EXERCISE REQUIREMENTS: Rewrite the records from the line with "764, 172, 781]" up to and including the line with "738, 631, 762]", swapping "contour-label" for "contour-value" and leaving everything else unchanged.

Element and coordinate records
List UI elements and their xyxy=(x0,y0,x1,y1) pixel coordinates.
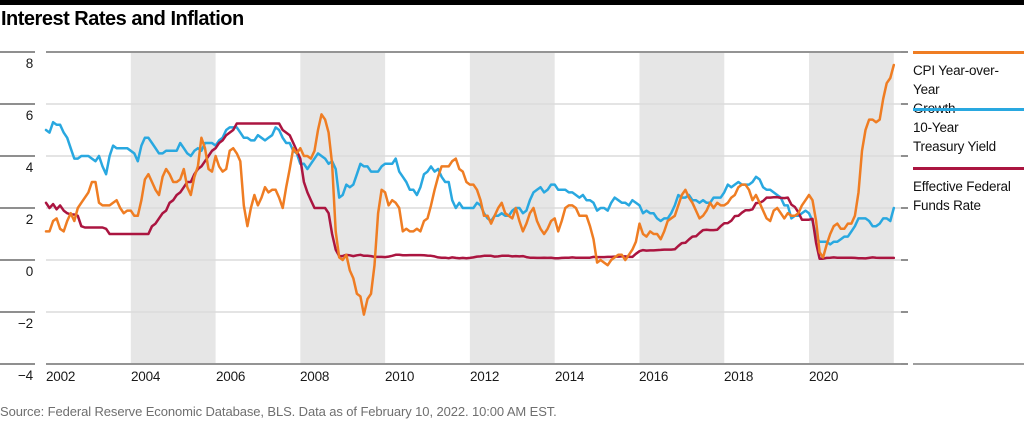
legend-label: Effective Federal Funds Rate xyxy=(913,179,1011,213)
y-axis-label: −4 xyxy=(18,368,33,383)
x-axis-label: 2016 xyxy=(639,369,669,384)
x-axis-label: 2014 xyxy=(555,369,585,384)
y-axis-label: 0 xyxy=(25,264,34,279)
series-line-1 xyxy=(44,120,896,246)
y-axis-label: −2 xyxy=(18,316,33,331)
legend-label: 10-Year Treasury Yield xyxy=(913,120,996,154)
y-axis-label: 4 xyxy=(25,160,34,175)
x-axis-label: 2012 xyxy=(470,369,500,384)
y-axis-label: 8 xyxy=(25,56,34,71)
x-axis-label: 2006 xyxy=(216,369,246,384)
x-axis-label: 2010 xyxy=(385,369,415,384)
legend-bottom-rule xyxy=(913,363,1024,365)
legend-swatch xyxy=(913,108,1024,111)
legend-swatch xyxy=(913,167,1024,170)
legend-label: CPI Year-over-YearGrowth xyxy=(913,63,999,116)
legend-item-2: Effective Federal Funds Rate xyxy=(913,167,1024,215)
x-axis-label: 2004 xyxy=(131,369,161,384)
x-axis-label: 2008 xyxy=(300,369,330,384)
chart-title: Interest Rates and Inflation xyxy=(1,8,244,30)
series-line-0 xyxy=(44,63,896,316)
x-axis-label: 2002 xyxy=(46,369,76,384)
legend-swatch xyxy=(913,51,1024,54)
legend-item-1: 10-Year Treasury Yield xyxy=(913,108,1024,156)
top-rule xyxy=(0,0,1024,5)
x-axis-label: 2020 xyxy=(809,369,839,384)
x-axis-label: 2018 xyxy=(724,369,754,384)
y-axis-label: 6 xyxy=(25,108,34,123)
y-axis-label: 2 xyxy=(25,212,34,227)
source-note: Source: Federal Reserve Economic Databas… xyxy=(0,404,557,419)
legend-item-0: CPI Year-over-YearGrowth xyxy=(913,51,1024,118)
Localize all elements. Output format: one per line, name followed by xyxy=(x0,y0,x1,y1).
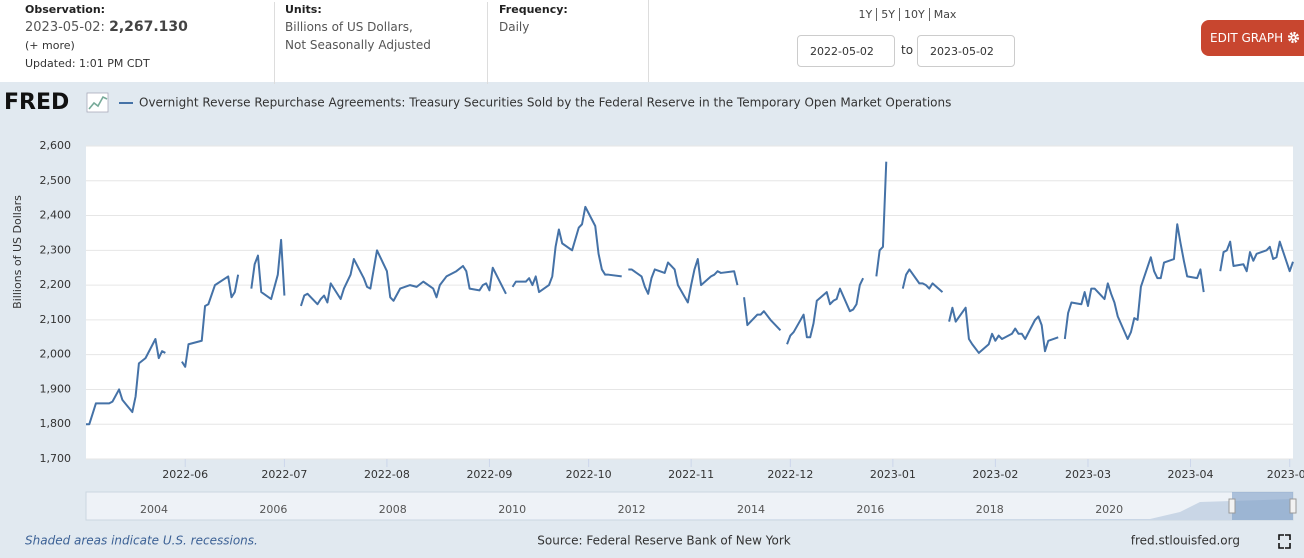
navigator-handle[interactable] xyxy=(1228,498,1236,514)
button-label: EDIT GRAPH xyxy=(1210,31,1284,45)
logo-icon xyxy=(86,92,109,113)
legend-label: Overnight Reverse Repurchase Agreements:… xyxy=(139,96,951,110)
label: Frequency: xyxy=(499,3,568,16)
range-links: 1Y 5Y 10Y Max xyxy=(830,8,985,21)
y-tick-label: 2,100 xyxy=(40,313,72,326)
navigator-year: 2018 xyxy=(976,503,1004,516)
x-tick-label: 2022-12 xyxy=(767,468,813,481)
x-tick-label: 2022-07 xyxy=(261,468,307,481)
navigator-year: 2008 xyxy=(379,503,407,516)
series-line xyxy=(86,161,1294,426)
y-tick-label: 2,600 xyxy=(40,139,72,152)
x-tick-label: 2023-04 xyxy=(1168,468,1214,481)
updated: Updated: 1:01 PM CDT xyxy=(25,57,150,70)
plot-layer: 1,700 1,800 1,900 2,000 2,100 2,200 2,300 2,400… xyxy=(40,139,1304,481)
range-link[interactable]: 1Y xyxy=(858,8,873,21)
navigator-selection[interactable] xyxy=(1232,492,1293,520)
x-tick-label: 2022-06 xyxy=(162,468,208,481)
navigator-year: 2004 xyxy=(140,503,168,516)
navigator-year: 2010 xyxy=(498,503,526,516)
units-line: Billions of US Dollars, xyxy=(285,20,413,34)
y-axis-label: Billions of US Dollars xyxy=(11,195,24,309)
x-tick-label: 2022-08 xyxy=(364,468,410,481)
units-line: Not Seasonally Adjusted xyxy=(285,38,431,52)
label: Observation: xyxy=(25,3,106,16)
navigator-handle[interactable] xyxy=(1289,498,1297,514)
fullscreen-icon[interactable] xyxy=(1278,534,1291,549)
value: 2,267.130 xyxy=(109,19,188,35)
edit-graph-button[interactable]: EDIT GRAPH xyxy=(1201,20,1304,56)
logo: FRED xyxy=(4,90,69,115)
frequency: Frequency: Daily xyxy=(487,2,568,84)
y-tick-label: 2,200 xyxy=(40,278,72,291)
x-tick-label: 2023-03 xyxy=(1065,468,1111,481)
site-link[interactable]: fred.stlouisfed.org xyxy=(1131,534,1240,548)
y-tick-label: 1,700 xyxy=(40,452,72,465)
y-tick-label: 2,300 xyxy=(40,243,72,256)
start-date-input[interactable]: 2022-05-02 xyxy=(797,35,895,67)
separator xyxy=(648,0,650,82)
x-tick-label: 2023-02 xyxy=(972,468,1018,481)
to-label: to xyxy=(901,43,914,57)
navigator-year: 2014 xyxy=(737,503,765,516)
x-tick-label: 2022-09 xyxy=(466,468,512,481)
x-tick-label: 2023-05 xyxy=(1267,468,1304,481)
units: Units: Billions of US Dollars, Not Seaso… xyxy=(274,2,431,84)
observation-row: 2023-05-02: 2,267.130 xyxy=(25,18,188,37)
y-tick-label: 1,900 xyxy=(40,382,72,395)
navigator-year: 2020 xyxy=(1095,503,1123,516)
observation: Observation: 2023-05-02: 2,267.130 (+ mo… xyxy=(25,2,188,84)
label: Units: xyxy=(285,3,322,16)
plot-area xyxy=(86,146,1293,459)
more-link[interactable]: (+ more) xyxy=(25,39,75,52)
navigator-year: 2006 xyxy=(259,503,287,516)
y-tick-label: 2,000 xyxy=(40,348,72,361)
x-tick-label: 2022-10 xyxy=(566,468,612,481)
chart: FRED Overnight Reverse Repurchase Agreem… xyxy=(4,90,1304,549)
end-date-input[interactable]: 2023-05-02 xyxy=(917,35,1015,67)
navigator-area xyxy=(86,499,1293,520)
navigator-year: 2012 xyxy=(618,503,646,516)
y-tick-label: 2,500 xyxy=(40,174,72,187)
date: 2023-05-02: xyxy=(25,20,105,35)
source: Source: Federal Reserve Bank of New York xyxy=(537,534,791,548)
gear-icon xyxy=(1287,31,1300,44)
y-tick-label: 1,800 xyxy=(40,417,72,430)
range-link[interactable]: 5Y xyxy=(876,8,899,21)
frequency-value: Daily xyxy=(499,20,530,34)
recession-note: Shaded areas indicate U.S. recessions. xyxy=(25,534,258,548)
range-link[interactable]: Max xyxy=(928,8,961,21)
x-tick-label: 2023-01 xyxy=(870,468,916,481)
navigator-year: 2016 xyxy=(856,503,884,516)
range-link[interactable]: 10Y xyxy=(898,8,929,21)
x-tick-label: 2022-11 xyxy=(668,468,714,481)
y-tick-label: 2,400 xyxy=(40,209,72,222)
header: Observation: 2023-05-02: 2,267.130 (+ mo… xyxy=(0,0,1304,84)
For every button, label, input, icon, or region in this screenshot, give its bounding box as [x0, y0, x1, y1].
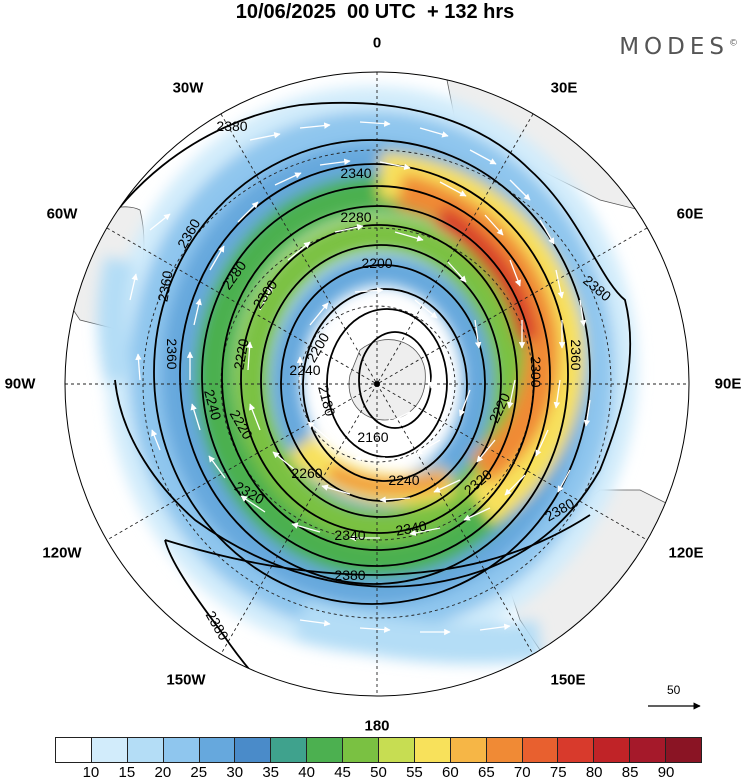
colorbar-tick-label: 20	[154, 764, 172, 781]
lon-label-90e: 90E	[714, 375, 742, 393]
colorbar-tick-label: 80	[585, 764, 603, 781]
colorbar-swatch	[450, 738, 487, 762]
lon-label-30w: 30W	[172, 79, 204, 97]
lon-label-150e: 150E	[550, 671, 586, 689]
pole-marker	[374, 381, 380, 387]
colorbar-tick-label: 40	[298, 764, 315, 781]
contour-label: 2200	[361, 255, 392, 271]
contour-label: 2240	[201, 388, 225, 422]
contour-label: 2340	[340, 165, 371, 181]
brand-text: MODES	[619, 34, 729, 60]
copyright-mark: ©	[729, 38, 738, 49]
colorbar-tick-label: 25	[190, 764, 208, 781]
colorbar-tick-label: 50	[370, 764, 387, 781]
colorbar	[55, 737, 702, 763]
contour-label: 2300	[528, 356, 544, 387]
lon-label-30e: 30E	[550, 79, 578, 97]
colorbar-swatch	[594, 738, 631, 762]
colorbar-swatch	[379, 738, 415, 762]
lon-label-0: 0	[372, 34, 382, 52]
lon-label-120w: 120W	[42, 544, 82, 562]
colorbar-tick-label: 90	[657, 764, 675, 781]
colorbar-swatch	[630, 738, 667, 762]
colorbar-swatch	[199, 738, 236, 762]
colorbar-swatch	[343, 738, 380, 762]
colorbar-tick-label: 10	[82, 764, 100, 781]
lon-label-150w: 150W	[166, 671, 206, 689]
contour-label: 2240	[388, 472, 419, 488]
colorbar-swatch	[56, 738, 92, 762]
contour-label: 2220	[230, 337, 251, 371]
colorbar-tick-label: 45	[334, 764, 351, 781]
contour-label: 2360	[164, 338, 180, 369]
contour-label: 2360	[154, 269, 175, 303]
colorbar-tick-label: 70	[513, 764, 531, 781]
colorbar-swatch	[235, 738, 272, 762]
colorbar-swatch	[163, 738, 200, 762]
colorbar-swatch	[414, 738, 451, 762]
wind-vectors	[129, 99, 591, 636]
lon-label-120e: 120E	[668, 544, 704, 562]
colorbar-swatch	[91, 738, 128, 762]
contour-label: 2380	[216, 118, 247, 134]
brand-logo: MODES©	[619, 34, 738, 60]
colorbar-swatch	[307, 738, 344, 762]
contour-label: 2240	[289, 362, 320, 378]
contour-label: 2340	[334, 527, 365, 543]
colorbar-tick-label: 65	[477, 764, 495, 781]
colorbar-tick-label: 35	[262, 764, 279, 781]
contour-label: 2380	[203, 608, 233, 643]
colorbar-swatch	[271, 738, 308, 762]
contour-label: 2180	[315, 384, 339, 418]
contour-label: 2160	[357, 429, 388, 445]
colorbar-swatch	[666, 738, 702, 762]
lon-label-90w: 90W	[4, 375, 36, 393]
map-boundary	[64, 71, 690, 697]
contour-label: 2360	[568, 339, 584, 370]
colorbar-swatch	[127, 738, 164, 762]
wind-scale-label: 50	[667, 683, 681, 697]
colorbar-tick-label: 15	[118, 764, 136, 781]
colorbar-tick-label: 75	[549, 764, 567, 781]
contour-label: 2340	[394, 517, 428, 538]
lon-label-180: 180	[364, 717, 390, 735]
lon-label-60e: 60E	[676, 205, 704, 223]
contour-label: 2380	[334, 567, 365, 583]
contour-label: 2280	[340, 209, 371, 225]
colorbar-swatch	[522, 738, 559, 762]
colorbar-swatch	[486, 738, 523, 762]
colorbar-tick-label: 85	[621, 764, 639, 781]
colorbar-swatch	[558, 738, 595, 762]
colorbar-tick-label: 30	[226, 764, 244, 781]
height-contours	[69, 101, 632, 696]
colorbar-labels: 10 15 20 25 30 35 40 45 50 55 60 65 70 75 80 85 90	[55, 764, 702, 782]
lon-label-60w: 60W	[46, 205, 78, 223]
contour-label: 2260	[291, 465, 322, 481]
map-title: 10/06/2025 00 UTC + 132 hrs	[235, 1, 515, 23]
colorbar-tick-label: 60	[442, 764, 459, 781]
colorbar-tick-label: 55	[406, 764, 423, 781]
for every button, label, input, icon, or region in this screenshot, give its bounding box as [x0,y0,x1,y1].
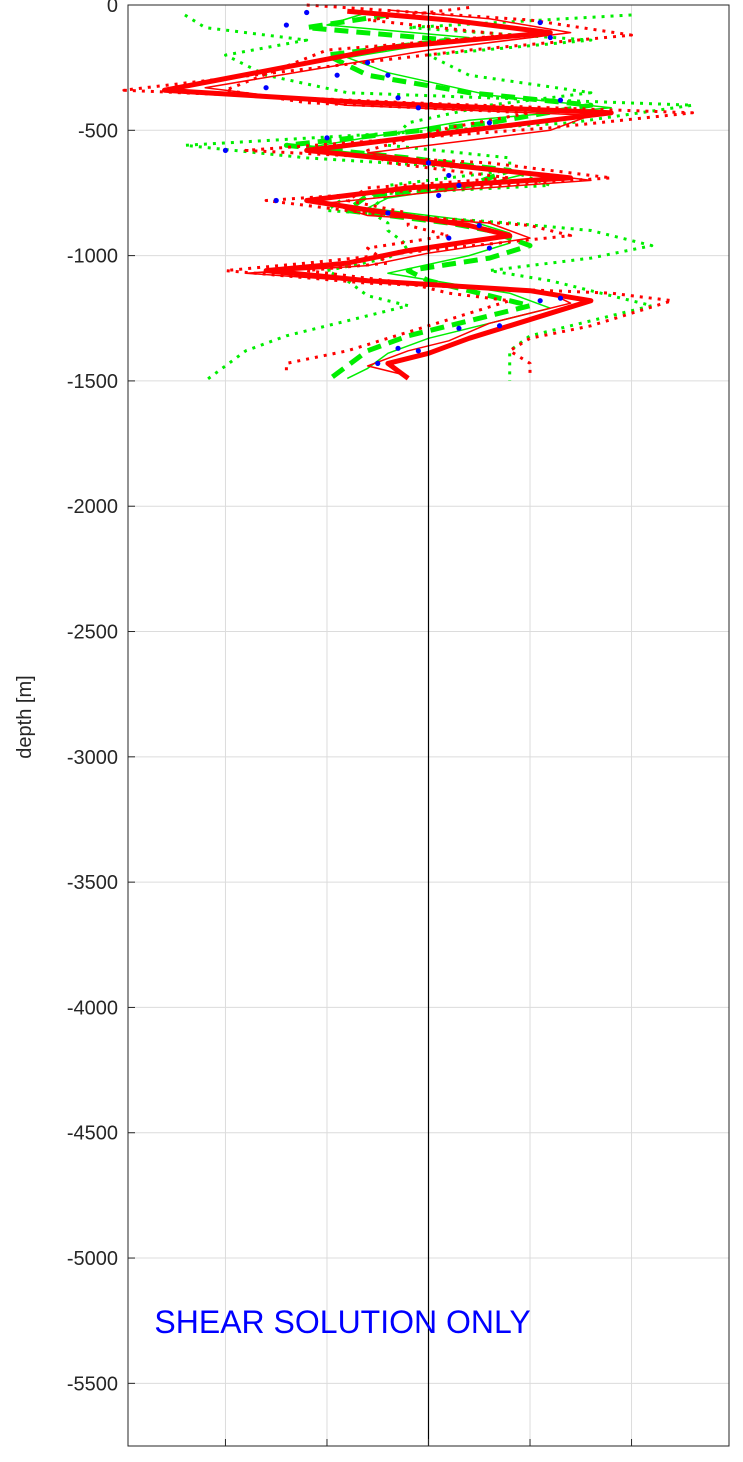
series-line [224,6,532,376]
data-point [375,360,381,366]
data-point [273,197,279,204]
x-tick-label: 0 [423,1460,434,1462]
data-point [415,105,421,111]
data-point [547,34,553,41]
data-point [334,72,340,78]
y-tick-label: -5500 [67,1373,118,1395]
y-tick-label: -500 [78,120,118,142]
y-tick-labels: 0 -500 -1000 -1500 -2000 -2500 -3000 -3500 -4000… [67,0,135,1395]
y-tick-label: -4000 [67,997,118,1019]
y-tick-label: -4500 [67,1123,118,1145]
data-point [446,172,452,179]
y-tick-label: 0 [107,0,118,17]
data-point [364,60,371,66]
data-point [425,160,432,166]
data-point [283,22,289,28]
data-point [385,210,391,216]
y-tick-label: -1500 [67,371,118,393]
y-tick-label: -3000 [67,747,118,769]
data-point [486,120,493,126]
y-tick-label: -2000 [67,496,118,518]
data-point [557,295,564,301]
x-tick-label: -5 [318,1460,336,1462]
series-line [204,9,592,377]
data-point [476,222,482,229]
x-tick-labels: -10 -5 0 5 10 [211,1439,643,1462]
points-layer [222,9,564,366]
data-point [557,97,564,103]
data-point [537,19,543,26]
data-point [446,235,452,241]
series-line [162,8,614,381]
series-layer [122,3,694,383]
data-point [456,182,462,189]
data-point [436,192,442,199]
series-line [183,13,694,381]
data-point [324,135,330,141]
series-line [204,13,632,383]
data-point [456,325,462,331]
x-tick-label: -10 [211,1460,240,1462]
y-tick-label: -3500 [67,872,118,894]
data-point [385,72,391,78]
y-axis-label: depth [m] [14,675,36,758]
data-point [537,298,543,304]
data-point [496,323,503,329]
y-tick-label: -1000 [67,246,118,268]
data-point [486,245,493,251]
annotation-text: SHEAR SOLUTION ONLY [154,1304,530,1340]
data-point [263,85,269,91]
data-point [222,147,229,153]
x-tick-label: 5 [524,1460,535,1462]
y-tick-label: -5000 [67,1248,118,1270]
data-point [304,9,310,16]
y-tick-label: -2500 [67,622,118,644]
data-point [415,348,421,354]
x-tick-label: 10 [620,1460,642,1462]
data-point [395,95,401,101]
data-point [395,345,401,351]
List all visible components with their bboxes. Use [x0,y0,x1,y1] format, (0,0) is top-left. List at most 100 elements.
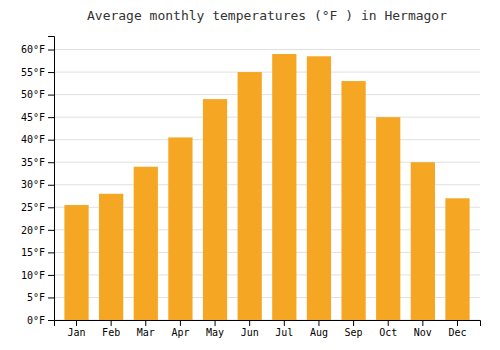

FULL OUTPUT:
colorbar-tick-label: 20	[154, 764, 172, 781]
lon-label-90e: 90E	[714, 375, 742, 393]
colorbar-tick-label: 80	[585, 764, 603, 781]
colorbar-swatch	[450, 738, 487, 762]
lon-label-30w: 30W	[172, 79, 204, 97]
lon-label-150e: 150E	[550, 671, 586, 689]
pole-marker	[374, 381, 380, 387]
colorbar-tick-label: 40	[298, 764, 315, 781]
contour-value: 2200	[361, 255, 392, 271]
contour-value: 2240	[201, 388, 225, 422]
contour-value: 2340	[340, 165, 371, 181]
brand-text: MODES	[619, 34, 729, 60]
copyright-mark: ©	[729, 38, 738, 49]
colorbar-tick-label: 25	[190, 764, 208, 781]
colorbar-tick-label: 50	[370, 764, 387, 781]
colorbar	[55, 737, 702, 763]
contour-value: 2300	[528, 356, 544, 387]
lon-label-30e: 30E	[550, 79, 578, 97]
colorbar-swatch	[594, 738, 631, 762]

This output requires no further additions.